=== EXTRACTED RECORDS ===

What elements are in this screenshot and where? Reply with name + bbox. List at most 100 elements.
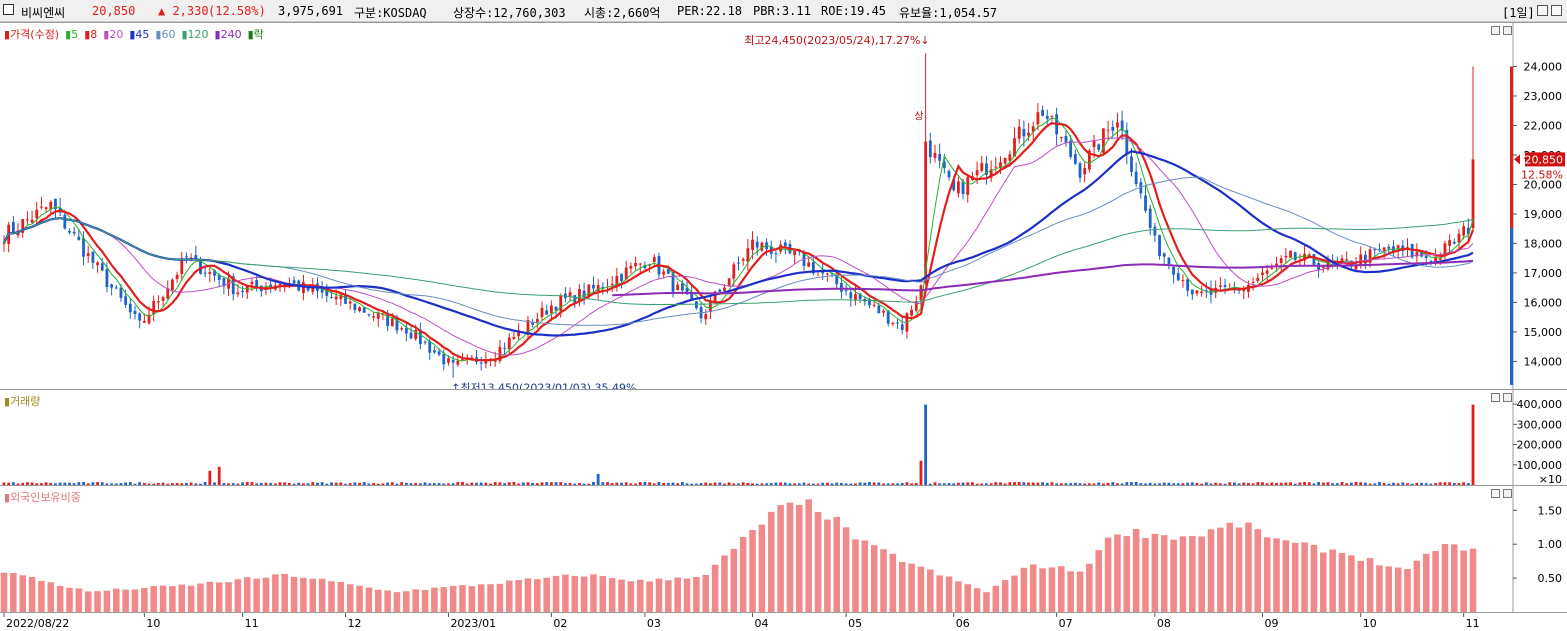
candle-body [2, 242, 6, 244]
volume-bar [1022, 482, 1026, 485]
volume-bar [269, 483, 273, 485]
foreign-chart: 0.50 1.00 1.50 [0, 486, 1562, 613]
volume-bar [372, 483, 375, 485]
candle-body [292, 280, 296, 284]
candle-body [1382, 247, 1386, 251]
volume-bar [1083, 483, 1087, 485]
volume-close-icon[interactable] [1503, 393, 1512, 402]
volume-bar [428, 483, 432, 485]
candle-body [956, 181, 960, 194]
candle-body [737, 262, 740, 264]
listed-shares: 상장수:12,760,303 [453, 6, 566, 20]
restore-icon[interactable] [1537, 5, 1548, 16]
foreign-close-icon[interactable] [1503, 489, 1512, 498]
volume-bar [44, 482, 48, 485]
volume-chart: 100,000 200,000 300,000 400,000 ×10 [2, 390, 1562, 486]
candle-body [1284, 255, 1288, 258]
candle-body [821, 270, 825, 274]
volume-bar [414, 482, 418, 485]
candle-body [783, 242, 787, 247]
foreign-bar [674, 577, 681, 612]
volume-bar [1162, 482, 1166, 485]
candle-body [442, 354, 446, 365]
volume-bar [133, 483, 137, 485]
volume-bar [737, 483, 740, 485]
foreign-bar [84, 591, 92, 612]
volume-bar [811, 483, 815, 485]
volume-bar [1153, 483, 1157, 485]
foreign-bar [1413, 560, 1421, 612]
volume-bar [227, 483, 230, 485]
volume-bar [409, 483, 413, 485]
volume-bar [507, 482, 511, 485]
candle-body [531, 322, 535, 325]
volume-bar [994, 482, 998, 485]
panel-close-icon[interactable] [1503, 26, 1512, 35]
foreign-bar [1095, 550, 1103, 612]
foreign-bar [1076, 571, 1084, 612]
price-tick-label: 15,000 [1524, 326, 1563, 339]
x-axis-labels: 2022/08/22 10 11 12 2023/01 02 03 04 05 06 07 08 09 1… [3, 613, 1480, 630]
volume-bar [68, 482, 71, 485]
ma-8-line [3, 121, 1475, 362]
volume-bar [760, 483, 764, 485]
volume-bar [456, 482, 460, 485]
volume-bar [1106, 482, 1110, 485]
candle-body [1204, 290, 1208, 292]
foreign-minimize-icon[interactable] [1491, 489, 1500, 498]
candle-body [320, 288, 324, 293]
candle-body [376, 312, 380, 319]
select-checkbox[interactable] [3, 4, 14, 15]
volume-bar [924, 404, 928, 485]
volume-bar [194, 483, 198, 485]
volume-bar [7, 482, 11, 485]
volume-bar [615, 482, 619, 485]
foreign-bar [842, 527, 850, 612]
x-tick-label: 10 [146, 617, 160, 630]
candle-body [741, 259, 745, 261]
volume-bar [1303, 482, 1306, 485]
candle-body [503, 347, 506, 349]
period-selector[interactable]: [1일] [1502, 6, 1535, 20]
candle-body [245, 286, 249, 293]
volume-bar [1349, 482, 1353, 485]
candle-body [685, 287, 689, 295]
volume-bar [498, 482, 502, 485]
foreign-bar [1366, 558, 1374, 612]
foreign-bar [758, 524, 766, 612]
volume-bar [680, 482, 684, 485]
volume-bar [208, 470, 212, 485]
candle-body [989, 169, 993, 178]
ma-20-line [3, 137, 1474, 356]
volume-bar [821, 482, 825, 485]
volume-bar [1144, 483, 1147, 485]
volume-bar [1069, 483, 1073, 485]
volume-bar [1247, 482, 1250, 485]
candle-body [877, 305, 881, 314]
volume-bar [587, 483, 591, 485]
volume-bar [1373, 483, 1377, 485]
volume-bar [175, 483, 179, 485]
foreign-bar [608, 578, 616, 612]
foreign-bar [1338, 553, 1346, 612]
candle-body [942, 161, 946, 169]
candle-body [208, 272, 212, 274]
candle-body [1181, 280, 1185, 282]
candle-body [203, 272, 207, 274]
candle-body [545, 310, 549, 315]
volume-bar [451, 483, 455, 485]
candle-body [1261, 272, 1264, 275]
volume-bar [433, 483, 436, 485]
panel-minimize-icon[interactable] [1491, 26, 1500, 35]
foreign-bar [721, 555, 728, 612]
candle-body [961, 181, 965, 195]
volume-bar [404, 482, 408, 485]
volume-minimize-icon[interactable] [1491, 393, 1500, 402]
volume-bar [549, 482, 553, 485]
foreign-bar [665, 580, 672, 612]
volume-bar [1055, 483, 1059, 485]
volume-bar [601, 482, 605, 485]
candle-body [952, 179, 956, 191]
volume-bar [259, 482, 263, 485]
close-icon[interactable] [1551, 5, 1562, 16]
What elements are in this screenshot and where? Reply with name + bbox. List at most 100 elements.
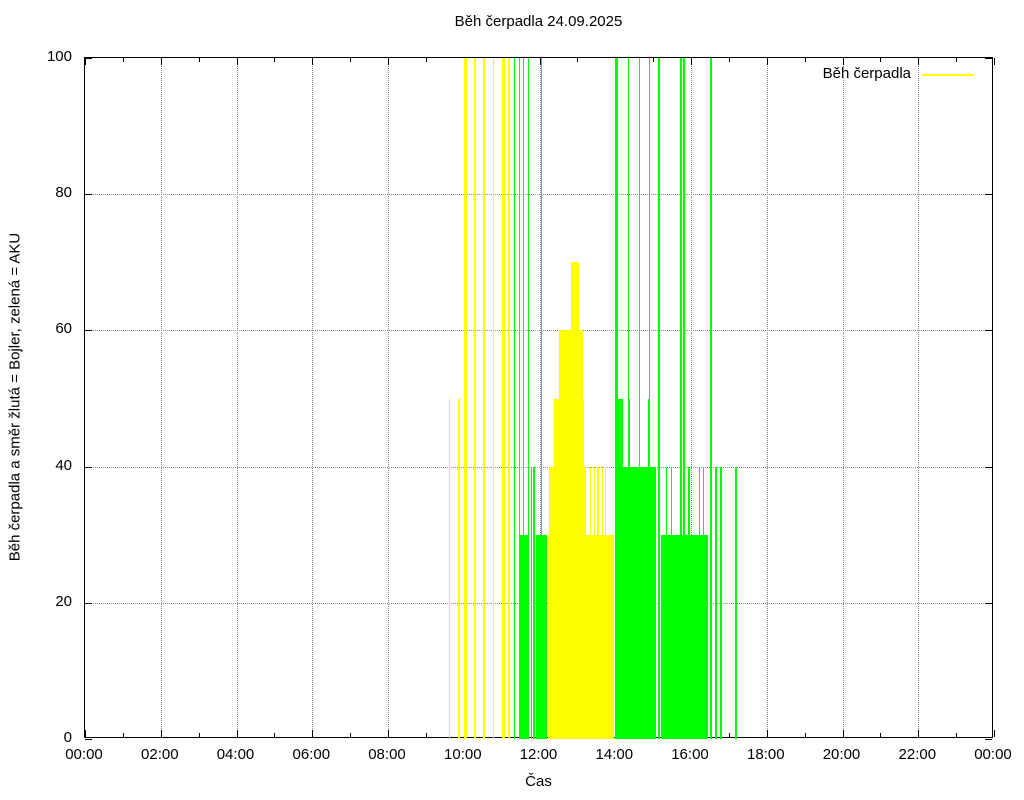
- x-tick-label: 00:00: [65, 746, 103, 763]
- y-tick-label: 40: [55, 456, 72, 474]
- x-tick-major: [85, 730, 86, 737]
- x-tick-label: 16:00: [671, 746, 709, 763]
- grid-line-vertical: [388, 58, 389, 737]
- y-tick-major: [985, 602, 992, 604]
- x-tick-minor: [501, 733, 503, 737]
- x-tick-label: 10:00: [444, 746, 482, 763]
- x-tick-label: 00:00: [974, 746, 1012, 763]
- grid-line-vertical: [236, 58, 238, 737]
- x-tick-minor: [880, 733, 882, 737]
- bar-segment-aku: [627, 58, 630, 739]
- grid-line-vertical: [160, 58, 162, 737]
- bar-segment-aku: [665, 466, 668, 739]
- x-tick-major: [85, 58, 86, 65]
- grid-line-horizontal: [85, 466, 992, 468]
- grid-line-vertical: [691, 58, 692, 737]
- bar-segment-aku: [683, 58, 685, 739]
- x-tick-label: 06:00: [292, 746, 331, 763]
- x-tick-major: [842, 730, 844, 737]
- y-tick-major: [85, 739, 92, 740]
- bar-segment-bojler: [589, 466, 592, 739]
- bar-segment-aku: [533, 466, 535, 739]
- bar-segment-bojler: [463, 58, 467, 739]
- y-tick-major: [85, 330, 92, 332]
- bar-segment-aku: [702, 466, 705, 739]
- grid-line-vertical: [312, 58, 314, 737]
- bar-segment-aku: [698, 466, 701, 739]
- x-tick-major: [539, 58, 541, 65]
- bar-segment-aku: [540, 58, 543, 739]
- bar-segment-aku: [715, 466, 717, 739]
- x-tick-major: [918, 730, 920, 737]
- x-tick-minor: [350, 733, 352, 737]
- bar-segment-bojler: [492, 58, 495, 739]
- x-tick-minor: [122, 733, 124, 737]
- x-tick-label: 02:00: [141, 746, 179, 763]
- x-tick-major: [160, 730, 162, 737]
- y-tick-major: [985, 58, 992, 59]
- x-tick-minor: [501, 58, 503, 62]
- x-tick-minor: [804, 733, 806, 737]
- grid-line-vertical: [766, 58, 768, 737]
- bar-segment-aku: [518, 58, 521, 739]
- y-tick-label: 100: [46, 48, 72, 65]
- y-tick-major: [85, 466, 92, 468]
- legend-label: Běh čerpadla: [822, 65, 911, 82]
- y-tick-major: [85, 58, 92, 59]
- y-tick-label: 80: [55, 184, 72, 202]
- x-tick-minor: [425, 733, 427, 737]
- legend-line-sample: [922, 74, 974, 76]
- x-tick-major: [766, 58, 768, 65]
- x-tick-minor: [956, 733, 958, 737]
- bar-segment-aku: [614, 398, 623, 739]
- y-tick-major: [985, 194, 992, 196]
- bar-segment-aku: [615, 58, 618, 739]
- x-tick-minor: [577, 58, 579, 62]
- grid-line-vertical: [918, 58, 920, 737]
- x-tick-major: [994, 730, 995, 737]
- bar-segment-bojler: [483, 58, 485, 739]
- x-tick-major: [766, 730, 768, 737]
- bar-segment-aku: [680, 58, 682, 739]
- bar-segment-aku: [648, 58, 651, 739]
- x-tick-minor: [804, 58, 806, 62]
- grid-line-vertical: [842, 58, 844, 737]
- bar-segment-bojler: [502, 58, 505, 739]
- grid-line-horizontal: [85, 330, 992, 332]
- x-tick-major: [236, 58, 238, 65]
- y-tick-label: 60: [55, 320, 72, 338]
- x-tick-label: 22:00: [898, 746, 937, 763]
- x-tick-minor: [122, 58, 124, 62]
- y-tick-major: [985, 330, 992, 332]
- x-tick-major: [388, 730, 389, 737]
- x-tick-major: [994, 58, 995, 65]
- bar-segment-bojler: [570, 262, 579, 739]
- x-tick-minor: [728, 733, 730, 737]
- bar-segment-aku: [658, 58, 660, 739]
- x-tick-minor: [274, 58, 276, 62]
- y-tick-major: [85, 602, 92, 604]
- bar-segment-aku: [638, 58, 641, 739]
- x-tick-label: 04:00: [216, 746, 255, 763]
- x-tick-major: [312, 58, 314, 65]
- x-tick-minor: [653, 58, 655, 62]
- x-tick-major: [691, 58, 692, 65]
- y-tick-major: [985, 466, 992, 468]
- x-tick-major: [236, 730, 238, 737]
- x-tick-label: 08:00: [368, 746, 406, 763]
- y-tick-major: [85, 194, 92, 196]
- bar-segment-bojler: [508, 58, 510, 739]
- bar-segment-aku: [710, 58, 712, 739]
- x-tick-minor: [956, 58, 958, 62]
- chart-title: Běh čerpadla 24.09.2025: [454, 13, 623, 30]
- bar-segment-aku: [735, 466, 737, 739]
- x-tick-major: [918, 58, 920, 65]
- bar-segment-bojler: [458, 398, 460, 739]
- bar-segment-aku: [527, 58, 530, 739]
- x-tick-major: [312, 730, 314, 737]
- y-tick-label: 0: [63, 729, 72, 746]
- bar-segment-bojler: [604, 466, 607, 739]
- x-tick-minor: [425, 58, 427, 62]
- x-axis-title: Čas: [525, 773, 552, 790]
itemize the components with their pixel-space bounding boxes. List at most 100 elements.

=== REQUIRED TASK ===
Copy out again the stretch of the entries from the line containing "- x-tick-label: 00:00: [65, 746, 103, 763]" through the line containing "- bar-segment-aku: [702, 466, 705, 739]", both included, keeping every character as it stands.

=== ANSWER TO THE EXERCISE ===
- x-tick-label: 00:00: [65, 746, 103, 763]
- y-tick-label: 40: [55, 456, 72, 474]
- x-tick-major: [85, 730, 86, 737]
- x-tick-label: 16:00: [671, 746, 709, 763]
- grid-line-vertical: [388, 58, 389, 737]
- y-tick-major: [985, 602, 992, 604]
- x-tick-minor: [501, 733, 503, 737]
- x-tick-label: 10:00: [444, 746, 482, 763]
- x-tick-label: 00:00: [974, 746, 1012, 763]
- grid-line-vertical: [236, 58, 238, 737]
- x-tick-minor: [880, 733, 882, 737]
- bar-segment-aku: [627, 58, 630, 739]
- grid-line-vertical: [160, 58, 162, 737]
- bar-segment-aku: [665, 466, 668, 739]
- x-tick-major: [85, 58, 86, 65]
- grid-line-horizontal: [85, 466, 992, 468]
- grid-line-vertical: [691, 58, 692, 737]
- bar-segment-aku: [683, 58, 685, 739]
- x-tick-label: 06:00: [292, 746, 331, 763]
- x-tick-major: [842, 730, 844, 737]
- y-tick-major: [85, 739, 92, 740]
- bar-segment-bojler: [589, 466, 592, 739]
- bar-segment-aku: [533, 466, 535, 739]
- bar-segment-bojler: [463, 58, 467, 739]
- y-tick-major: [85, 330, 92, 332]
- bar-segment-aku: [702, 466, 705, 739]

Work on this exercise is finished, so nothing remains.